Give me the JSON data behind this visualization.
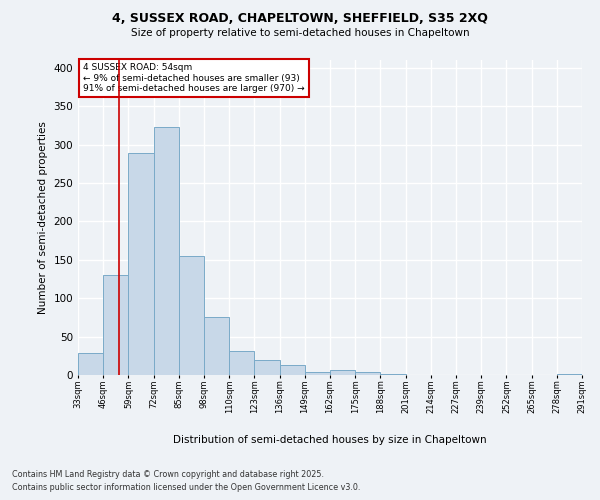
{
  "title1": "4, SUSSEX ROAD, CHAPELTOWN, SHEFFIELD, S35 2XQ",
  "title2": "Size of property relative to semi-detached houses in Chapeltown",
  "xlabel": "Distribution of semi-detached houses by size in Chapeltown",
  "ylabel": "Number of semi-detached properties",
  "bin_labels": [
    "33sqm",
    "46sqm",
    "59sqm",
    "72sqm",
    "85sqm",
    "98sqm",
    "110sqm",
    "123sqm",
    "136sqm",
    "149sqm",
    "162sqm",
    "175sqm",
    "188sqm",
    "201sqm",
    "214sqm",
    "227sqm",
    "239sqm",
    "252sqm",
    "265sqm",
    "278sqm",
    "291sqm"
  ],
  "bar_values": [
    28,
    130,
    289,
    323,
    155,
    76,
    31,
    19,
    13,
    4,
    6,
    4,
    1,
    0,
    0,
    0,
    0,
    0,
    0,
    1
  ],
  "bar_color": "#c8d8e8",
  "bar_edge_color": "#7aaac8",
  "subject_line_color": "#cc0000",
  "annotation_title": "4 SUSSEX ROAD: 54sqm",
  "annotation_line1": "← 9% of semi-detached houses are smaller (93)",
  "annotation_line2": "91% of semi-detached houses are larger (970) →",
  "annotation_box_color": "#cc0000",
  "ylim": [
    0,
    410
  ],
  "yticks": [
    0,
    50,
    100,
    150,
    200,
    250,
    300,
    350,
    400
  ],
  "footer_line1": "Contains HM Land Registry data © Crown copyright and database right 2025.",
  "footer_line2": "Contains public sector information licensed under the Open Government Licence v3.0.",
  "background_color": "#eef2f6",
  "grid_color": "#ffffff"
}
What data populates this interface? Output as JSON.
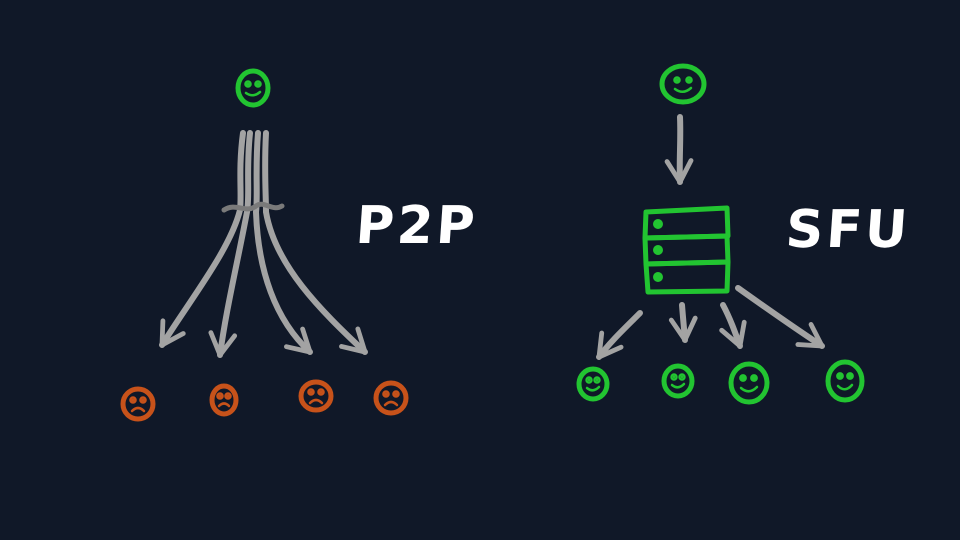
{
  "colors": {
    "background": "#101828",
    "arrow": "#a3a3a3",
    "happy": "#22c431",
    "sad": "#c7521a",
    "text": "#ffffff"
  },
  "p2p": {
    "label": "P2P",
    "sender": {
      "mood": "happy",
      "icon": "smiley-face-icon"
    },
    "receivers": [
      {
        "mood": "sad",
        "icon": "sad-face-icon"
      },
      {
        "mood": "sad",
        "icon": "sad-face-icon"
      },
      {
        "mood": "sad",
        "icon": "sad-face-icon"
      },
      {
        "mood": "sad",
        "icon": "sad-face-icon"
      }
    ],
    "streams": 4
  },
  "sfu": {
    "label": "SFU",
    "sender": {
      "mood": "happy",
      "icon": "smiley-face-icon"
    },
    "server": {
      "icon": "server-stack-icon"
    },
    "receivers": [
      {
        "mood": "happy",
        "icon": "smiley-face-icon"
      },
      {
        "mood": "happy",
        "icon": "smiley-face-icon"
      },
      {
        "mood": "happy",
        "icon": "smiley-face-icon"
      },
      {
        "mood": "happy",
        "icon": "smiley-face-icon"
      }
    ]
  }
}
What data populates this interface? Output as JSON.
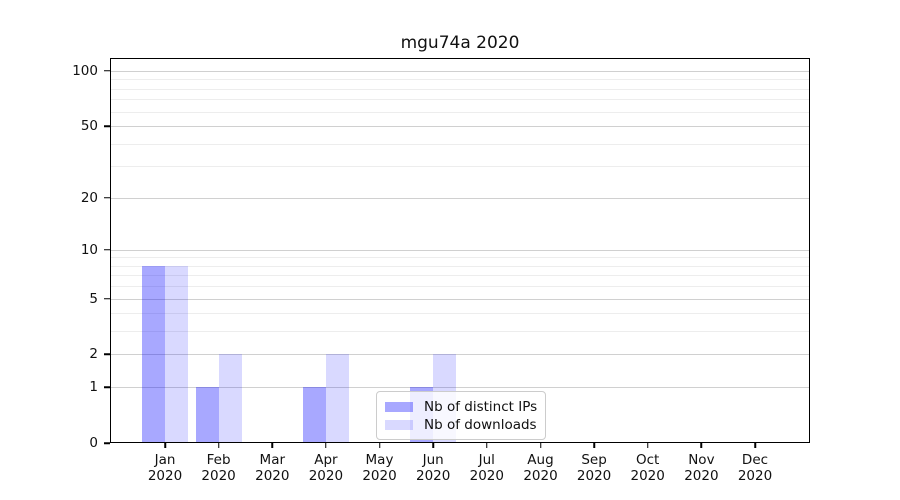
{
  "title": "mgu74a 2020",
  "chart_data": {
    "type": "bar",
    "title": "mgu74a 2020",
    "categories": [
      "Jan 2020",
      "Feb 2020",
      "Mar 2020",
      "Apr 2020",
      "May 2020",
      "Jun 2020",
      "Jul 2020",
      "Aug 2020",
      "Sep 2020",
      "Oct 2020",
      "Nov 2020",
      "Dec 2020"
    ],
    "series": [
      {
        "name": "Nb of distinct IPs",
        "color": "rgba(0,0,255,0.34)",
        "values": [
          8,
          1,
          0,
          1,
          0,
          1,
          0,
          0,
          0,
          0,
          0,
          0
        ]
      },
      {
        "name": "Nb of downloads",
        "color": "rgba(0,0,255,0.15)",
        "values": [
          8,
          2,
          0,
          2,
          0,
          2,
          0,
          0,
          0,
          0,
          0,
          0
        ]
      }
    ],
    "xlabel": "",
    "ylabel": "",
    "yscale": "log1p",
    "ylim": [
      0,
      117.5
    ],
    "y_major_ticks": [
      0,
      1,
      2,
      5,
      10,
      20,
      50,
      100
    ],
    "y_minor_ticks": [
      3,
      4,
      6,
      7,
      8,
      9,
      30,
      40,
      60,
      70,
      80,
      90
    ],
    "grid": "horizontal major+minor",
    "legend_position": "lower center"
  },
  "legend": {
    "items": [
      {
        "label": "Nb of distinct IPs",
        "color": "rgba(0,0,255,0.34)"
      },
      {
        "label": "Nb of downloads",
        "color": "rgba(0,0,255,0.15)"
      }
    ]
  },
  "colors": {
    "background": "#ffffff",
    "spine": "#000000",
    "grid_major": "#d0d0d0",
    "grid_minor": "#ededed",
    "text": "#111111",
    "bar_distinct_ips": "#a8a8f0",
    "bar_downloads": "#d8d8f8"
  }
}
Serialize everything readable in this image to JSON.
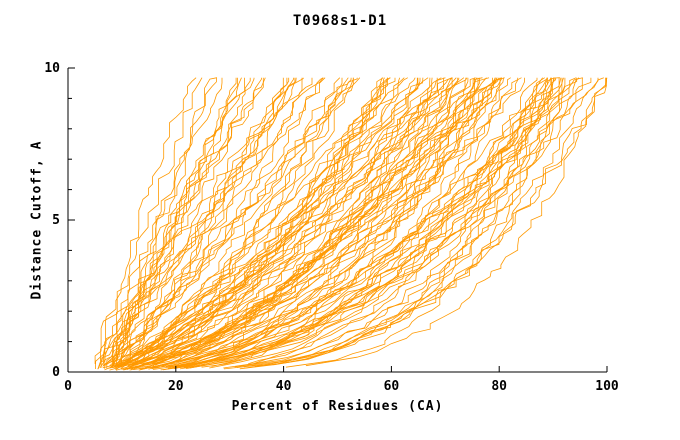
{
  "chart_data": {
    "type": "line",
    "title": "T0968s1-D1",
    "xlabel": "Percent of Residues (CA)",
    "ylabel": "Distance Cutoff, A",
    "xlim": [
      0,
      100
    ],
    "ylim": [
      0,
      10
    ],
    "xticks": [
      0,
      20,
      40,
      60,
      80,
      100
    ],
    "yticks_major": [
      0,
      5,
      10
    ],
    "yticks_minor_step": 1,
    "grid": false,
    "legend": "none",
    "background": "#ffffff",
    "axis_color": "#000000",
    "series_color": "#ff9900",
    "ensemble": {
      "description": "Dense family of ~120 overlapping per-model distance-cutoff curves. Each curve is monotonically increasing, starting near x=4-9 percent at cutoff ~0 and rising jaggedly to the top of the plot (cutoff ~9.7 A) at a final percent-of-residues value between ~22 and 100. Better models hug the bottom-right (long horizontal run at low cutoff, steep climb near x=90-100); poorer models climb diagonally and reach the top near x=22-40.",
      "count": 120,
      "seed": 42,
      "y_top": 9.68,
      "x_start_range": [
        4,
        9
      ],
      "x_end_range": [
        22,
        100
      ]
    }
  }
}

-.-.-

■ Exercise task:
Your task is to repeat the data above exactly while excluding the pictures.

■ Problem solution:
Give me the JSON data behind this visualization.
{
  "title1": "4, SUSSEX ROAD, CHAPELTOWN, SHEFFIELD, S35 2XQ",
  "title2": "Size of property relative to semi-detached houses in Chapeltown",
  "xlabel": "Distribution of semi-detached houses by size in Chapeltown",
  "ylabel": "Number of semi-detached properties",
  "bin_labels": [
    "33sqm",
    "46sqm",
    "59sqm",
    "72sqm",
    "85sqm",
    "98sqm",
    "110sqm",
    "123sqm",
    "136sqm",
    "149sqm",
    "162sqm",
    "175sqm",
    "188sqm",
    "201sqm",
    "214sqm",
    "227sqm",
    "239sqm",
    "252sqm",
    "265sqm",
    "278sqm",
    "291sqm"
  ],
  "bar_values": [
    28,
    130,
    289,
    323,
    155,
    76,
    31,
    19,
    13,
    4,
    6,
    4,
    1,
    0,
    0,
    0,
    0,
    0,
    0,
    1
  ],
  "bar_color": "#c8d8e8",
  "bar_edge_color": "#7aaac8",
  "subject_line_color": "#cc0000",
  "annotation_title": "4 SUSSEX ROAD: 54sqm",
  "annotation_line1": "← 9% of semi-detached houses are smaller (93)",
  "annotation_line2": "91% of semi-detached houses are larger (970) →",
  "annotation_box_color": "#cc0000",
  "ylim": [
    0,
    410
  ],
  "yticks": [
    0,
    50,
    100,
    150,
    200,
    250,
    300,
    350,
    400
  ],
  "footer_line1": "Contains HM Land Registry data © Crown copyright and database right 2025.",
  "footer_line2": "Contains public sector information licensed under the Open Government Licence v3.0.",
  "background_color": "#eef2f6",
  "grid_color": "#ffffff"
}
What data populates this interface? Output as JSON.
{
  "colors": {
    "background": "#101828",
    "arrow": "#a3a3a3",
    "happy": "#22c431",
    "sad": "#c7521a",
    "text": "#ffffff"
  },
  "p2p": {
    "label": "P2P",
    "sender": {
      "mood": "happy",
      "icon": "smiley-face-icon"
    },
    "receivers": [
      {
        "mood": "sad",
        "icon": "sad-face-icon"
      },
      {
        "mood": "sad",
        "icon": "sad-face-icon"
      },
      {
        "mood": "sad",
        "icon": "sad-face-icon"
      },
      {
        "mood": "sad",
        "icon": "sad-face-icon"
      }
    ],
    "streams": 4
  },
  "sfu": {
    "label": "SFU",
    "sender": {
      "mood": "happy",
      "icon": "smiley-face-icon"
    },
    "server": {
      "icon": "server-stack-icon"
    },
    "receivers": [
      {
        "mood": "happy",
        "icon": "smiley-face-icon"
      },
      {
        "mood": "happy",
        "icon": "smiley-face-icon"
      },
      {
        "mood": "happy",
        "icon": "smiley-face-icon"
      },
      {
        "mood": "happy",
        "icon": "smiley-face-icon"
      }
    ]
  }
}
What data populates this interface? Output as JSON.
{
  "title": "mgu74a 2020",
  "chart_data": {
    "type": "bar",
    "title": "mgu74a 2020",
    "categories": [
      "Jan 2020",
      "Feb 2020",
      "Mar 2020",
      "Apr 2020",
      "May 2020",
      "Jun 2020",
      "Jul 2020",
      "Aug 2020",
      "Sep 2020",
      "Oct 2020",
      "Nov 2020",
      "Dec 2020"
    ],
    "series": [
      {
        "name": "Nb of distinct IPs",
        "color": "rgba(0,0,255,0.34)",
        "values": [
          8,
          1,
          0,
          1,
          0,
          1,
          0,
          0,
          0,
          0,
          0,
          0
        ]
      },
      {
        "name": "Nb of downloads",
        "color": "rgba(0,0,255,0.15)",
        "values": [
          8,
          2,
          0,
          2,
          0,
          2,
          0,
          0,
          0,
          0,
          0,
          0
        ]
      }
    ],
    "xlabel": "",
    "ylabel": "",
    "yscale": "log1p",
    "ylim": [
      0,
      117.5
    ],
    "y_major_ticks": [
      0,
      1,
      2,
      5,
      10,
      20,
      50,
      100
    ],
    "y_minor_ticks": [
      3,
      4,
      6,
      7,
      8,
      9,
      30,
      40,
      60,
      70,
      80,
      90
    ],
    "grid": "horizontal major+minor",
    "legend_position": "lower center"
  },
  "legend": {
    "items": [
      {
        "label": "Nb of distinct IPs",
        "color": "rgba(0,0,255,0.34)"
      },
      {
        "label": "Nb of downloads",
        "color": "rgba(0,0,255,0.15)"
      }
    ]
  },
  "colors": {
    "background": "#ffffff",
    "spine": "#000000",
    "grid_major": "#d0d0d0",
    "grid_minor": "#ededed",
    "text": "#111111",
    "bar_distinct_ips": "#a8a8f0",
    "bar_downloads": "#d8d8f8"
  }
}
Serialize everything readable in this image to JSON.
{
  "chart_data": {
    "type": "line",
    "title": "T0968s1-D1",
    "xlabel": "Percent of Residues (CA)",
    "ylabel": "Distance Cutoff, A",
    "xlim": [
      0,
      100
    ],
    "ylim": [
      0,
      10
    ],
    "xticks": [
      0,
      20,
      40,
      60,
      80,
      100
    ],
    "yticks_major": [
      0,
      5,
      10
    ],
    "yticks_minor_step": 1,
    "grid": false,
    "legend": "none",
    "background": "#ffffff",
    "axis_color": "#000000",
    "series_color": "#ff9900",
    "ensemble": {
      "description": "Dense family of ~120 overlapping per-model distance-cutoff curves. Each curve is monotonically increasing, starting near x=4-9 percent at cutoff ~0 and rising jaggedly to the top of the plot (cutoff ~9.7 A) at a final percent-of-residues value between ~22 and 100. Better models hug the bottom-right (long horizontal run at low cutoff, steep climb near x=90-100); poorer models climb diagonally and reach the top near x=22-40.",
      "count": 120,
      "seed": 42,
      "y_top": 9.68,
      "x_start_range": [
        4,
        9
      ],
      "x_end_range": [
        22,
        100
      ]
    }
  }
}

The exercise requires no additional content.